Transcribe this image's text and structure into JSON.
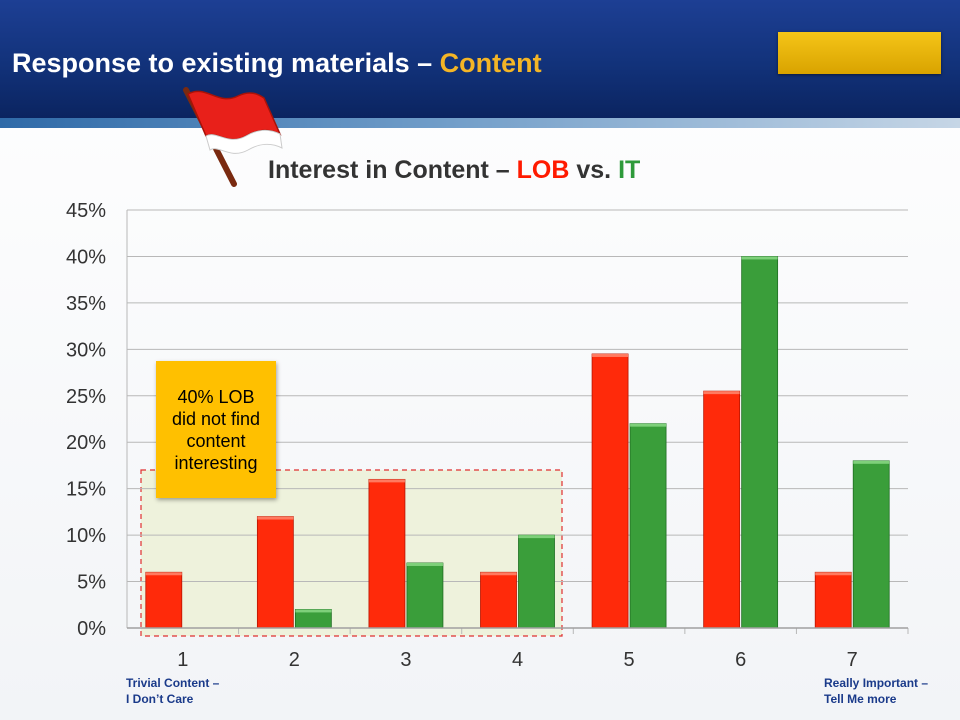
{
  "slide": {
    "title_prefix": "Response to existing materials – ",
    "title_accent": "Content"
  },
  "chart_data": {
    "type": "bar",
    "title": "Interest in Content – LOB vs. IT",
    "title_parts": {
      "prefix": "Interest in Content – ",
      "lob": "LOB",
      "vs": " vs. ",
      "it": "IT"
    },
    "categories": [
      "1",
      "2",
      "3",
      "4",
      "5",
      "6",
      "7"
    ],
    "series": [
      {
        "name": "LOB",
        "color": "#ff2a0a",
        "values": [
          6,
          12,
          16,
          6,
          29.5,
          25.5,
          6
        ]
      },
      {
        "name": "IT",
        "color": "#3a9e3a",
        "values": [
          0,
          2,
          7,
          10,
          22,
          40,
          18
        ]
      }
    ],
    "ylim": [
      0,
      45
    ],
    "yticks": [
      "0%",
      "5%",
      "10%",
      "15%",
      "20%",
      "25%",
      "30%",
      "35%",
      "40%",
      "45%"
    ],
    "grid": true,
    "xlabel": "",
    "ylabel": "",
    "annotations": {
      "callout": "40% LOB did not find content interesting",
      "x_low_label": "Trivial Content –\nI Don’t Care",
      "x_high_label": "Really Important –\nTell Me more"
    }
  },
  "icons": {
    "flag": "red-flag-icon"
  }
}
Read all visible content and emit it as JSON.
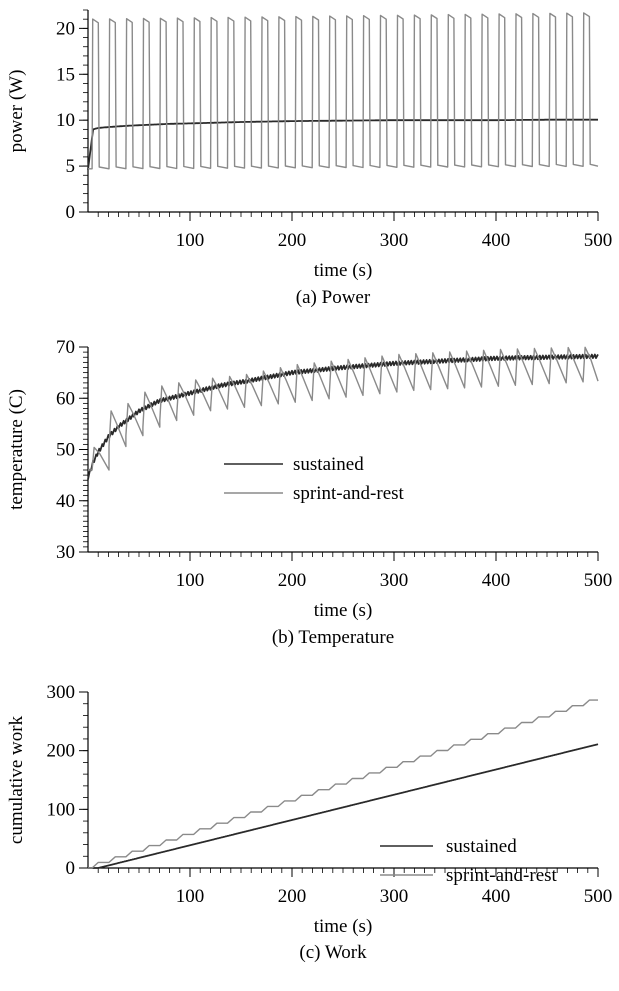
{
  "chart_data": [
    {
      "id": "power",
      "type": "line",
      "caption": "(a) Power",
      "xlabel": "time (s)",
      "ylabel": "power (W)",
      "xlim": [
        0,
        500
      ],
      "ylim": [
        0,
        22
      ],
      "xticks": [
        100,
        200,
        300,
        400,
        500
      ],
      "yticks": [
        0,
        5,
        10,
        15,
        20
      ],
      "legend": null,
      "series": [
        {
          "color": "#2a2a2a",
          "kind": "curve",
          "x": [
            0,
            5,
            10,
            20,
            40,
            60,
            80,
            100,
            150,
            200,
            250,
            300,
            350,
            400,
            450,
            500
          ],
          "values": [
            4.6,
            9.0,
            9.15,
            9.25,
            9.4,
            9.5,
            9.6,
            9.65,
            9.8,
            9.9,
            9.95,
            10.0,
            10.0,
            10.0,
            10.05,
            10.05
          ]
        },
        {
          "color": "#8a8a8a",
          "kind": "square-wave",
          "period_s": 16.6,
          "duty": 0.37,
          "start_s": 4,
          "high_W": 21.0,
          "high_end_W": 21.7,
          "low_W": 4.7,
          "low_end_W": 5.0
        }
      ]
    },
    {
      "id": "temperature",
      "type": "line",
      "caption": "(b) Temperature",
      "xlabel": "time (s)",
      "ylabel": "temperature (C)",
      "xlim": [
        0,
        500
      ],
      "ylim": [
        30,
        70
      ],
      "xticks": [
        100,
        200,
        300,
        400,
        500
      ],
      "yticks": [
        30,
        40,
        50,
        60,
        70
      ],
      "legend": {
        "position": "center",
        "entries": [
          "sustained",
          "sprint-and-rest"
        ]
      },
      "series": [
        {
          "name": "sustained",
          "color": "#2a2a2a",
          "kind": "curve",
          "x": [
            0,
            5,
            10,
            20,
            30,
            50,
            70,
            100,
            130,
            160,
            200,
            250,
            300,
            350,
            400,
            450,
            500
          ],
          "values": [
            44.5,
            47.5,
            49.5,
            52.5,
            54.5,
            57.5,
            59.5,
            61.0,
            62.5,
            63.5,
            65.0,
            66.0,
            66.8,
            67.3,
            67.8,
            68.0,
            68.2
          ]
        },
        {
          "name": "sprint-and-rest",
          "color": "#8a8a8a",
          "kind": "sawtooth",
          "period_s": 16.6,
          "start_s": 4,
          "x": [
            0,
            10,
            30,
            60,
            100,
            150,
            200,
            250,
            300,
            350,
            400,
            450,
            500
          ],
          "peak": [
            46,
            57,
            58,
            62,
            63.5,
            64.5,
            66.5,
            67.5,
            68.5,
            69,
            69.5,
            69.8,
            70
          ],
          "trough": [
            44,
            49,
            52,
            55,
            57.5,
            58.5,
            59.5,
            60.5,
            61.5,
            62,
            62.5,
            63,
            63.5
          ]
        }
      ]
    },
    {
      "id": "work",
      "type": "line",
      "caption": "(c) Work",
      "xlabel": "time (s)",
      "ylabel": "cumulative work",
      "xlim": [
        0,
        500
      ],
      "ylim": [
        0,
        300
      ],
      "xticks": [
        100,
        200,
        300,
        400,
        500
      ],
      "yticks": [
        0,
        100,
        200,
        300
      ],
      "legend": {
        "position": "bottom-right",
        "entries": [
          "sustained",
          "sprint-and-rest"
        ]
      },
      "series": [
        {
          "name": "sustained",
          "color": "#2a2a2a",
          "kind": "curve",
          "x": [
            0,
            10,
            500
          ],
          "values": [
            0,
            0,
            211
          ]
        },
        {
          "name": "sprint-and-rest",
          "color": "#8a8a8a",
          "kind": "staircase",
          "period_s": 16.6,
          "duty": 0.37,
          "start_s": 4,
          "total_at_end": 285
        }
      ]
    }
  ]
}
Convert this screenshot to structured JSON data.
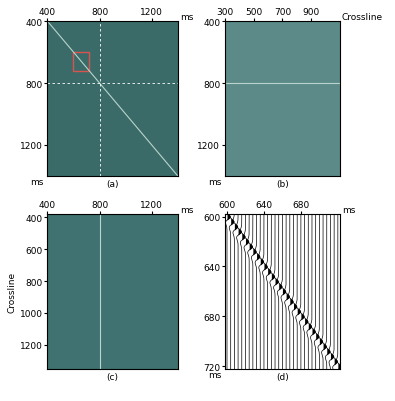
* * *
• **TASK DIRECTIONS**
Write out every record above exactly as it stands, but leave out the pictures.

• **OUTPUT**
Transcribe this image's text and structure into JSON.
{
  "slide": {
    "title_prefix": "Response to existing materials – ",
    "title_accent": "Content"
  },
  "chart_data": {
    "type": "bar",
    "title": "Interest in Content – LOB vs. IT",
    "title_parts": {
      "prefix": "Interest in Content – ",
      "lob": "LOB",
      "vs": " vs. ",
      "it": "IT"
    },
    "categories": [
      "1",
      "2",
      "3",
      "4",
      "5",
      "6",
      "7"
    ],
    "series": [
      {
        "name": "LOB",
        "color": "#ff2a0a",
        "values": [
          6,
          12,
          16,
          6,
          29.5,
          25.5,
          6
        ]
      },
      {
        "name": "IT",
        "color": "#3a9e3a",
        "values": [
          0,
          2,
          7,
          10,
          22,
          40,
          18
        ]
      }
    ],
    "ylim": [
      0,
      45
    ],
    "yticks": [
      "0%",
      "5%",
      "10%",
      "15%",
      "20%",
      "25%",
      "30%",
      "35%",
      "40%",
      "45%"
    ],
    "grid": true,
    "xlabel": "",
    "ylabel": "",
    "annotations": {
      "callout": "40% LOB did not find content interesting",
      "x_low_label": "Trivial Content –\nI Don’t Care",
      "x_high_label": "Really Important –\nTell Me more"
    }
  },
  "icons": {
    "flag": "red-flag-icon"
  }
}
Read all visible content and emit it as JSON.
{
  "chart_data": [
    {
      "id": "power",
      "type": "line",
      "caption": "(a) Power",
      "xlabel": "time (s)",
      "ylabel": "power (W)",
      "xlim": [
        0,
        500
      ],
      "ylim": [
        0,
        22
      ],
      "xticks": [
        100,
        200,
        300,
        400,
        500
      ],
      "yticks": [
        0,
        5,
        10,
        15,
        20
      ],
      "legend": null,
      "series": [
        {
          "color": "#2a2a2a",
          "kind": "curve",
          "x": [
            0,
            5,
            10,
            20,
            40,
            60,
            80,
            100,
            150,
            200,
            250,
            300,
            350,
            400,
            450,
            500
          ],
          "values": [
            4.6,
            9.0,
            9.15,
            9.25,
            9.4,
            9.5,
            9.6,
            9.65,
            9.8,
            9.9,
            9.95,
            10.0,
            10.0,
            10.0,
            10.05,
            10.05
          ]
        },
        {
          "color": "#8a8a8a",
          "kind": "square-wave",
          "period_s": 16.6,
          "duty": 0.37,
          "start_s": 4,
          "high_W": 21.0,
          "high_end_W": 21.7,
          "low_W": 4.7,
          "low_end_W": 5.0
        }
      ]
    },
    {
      "id": "temperature",
      "type": "line",
      "caption": "(b) Temperature",
      "xlabel": "time (s)",
      "ylabel": "temperature (C)",
      "xlim": [
        0,
        500
      ],
      "ylim": [
        30,
        70
      ],
      "xticks": [
        100,
        200,
        300,
        400,
        500
      ],
      "yticks": [
        30,
        40,
        50,
        60,
        70
      ],
      "legend": {
        "position": "center",
        "entries": [
          "sustained",
          "sprint-and-rest"
        ]
      },
      "series": [
        {
          "name": "sustained",
          "color": "#2a2a2a",
          "kind": "curve",
          "x": [
            0,
            5,
            10,
            20,
            30,
            50,
            70,
            100,
            130,
            160,
            200,
            250,
            300,
            350,
            400,
            450,
            500
          ],
          "values": [
            44.5,
            47.5,
            49.5,
            52.5,
            54.5,
            57.5,
            59.5,
            61.0,
            62.5,
            63.5,
            65.0,
            66.0,
            66.8,
            67.3,
            67.8,
            68.0,
            68.2
          ]
        },
        {
          "name": "sprint-and-rest",
          "color": "#8a8a8a",
          "kind": "sawtooth",
          "period_s": 16.6,
          "start_s": 4,
          "x": [
            0,
            10,
            30,
            60,
            100,
            150,
            200,
            250,
            300,
            350,
            400,
            450,
            500
          ],
          "peak": [
            46,
            57,
            58,
            62,
            63.5,
            64.5,
            66.5,
            67.5,
            68.5,
            69,
            69.5,
            69.8,
            70
          ],
          "trough": [
            44,
            49,
            52,
            55,
            57.5,
            58.5,
            59.5,
            60.5,
            61.5,
            62,
            62.5,
            63,
            63.5
          ]
        }
      ]
    },
    {
      "id": "work",
      "type": "line",
      "caption": "(c) Work",
      "xlabel": "time (s)",
      "ylabel": "cumulative work",
      "xlim": [
        0,
        500
      ],
      "ylim": [
        0,
        300
      ],
      "xticks": [
        100,
        200,
        300,
        400,
        500
      ],
      "yticks": [
        0,
        100,
        200,
        300
      ],
      "legend": {
        "position": "bottom-right",
        "entries": [
          "sustained",
          "sprint-and-rest"
        ]
      },
      "series": [
        {
          "name": "sustained",
          "color": "#2a2a2a",
          "kind": "curve",
          "x": [
            0,
            10,
            500
          ],
          "values": [
            0,
            0,
            211
          ]
        },
        {
          "name": "sprint-and-rest",
          "color": "#8a8a8a",
          "kind": "staircase",
          "period_s": 16.6,
          "duty": 0.37,
          "start_s": 4,
          "total_at_end": 285
        }
      ]
    }
  ]
}
Convert this screenshot to structured JSON data.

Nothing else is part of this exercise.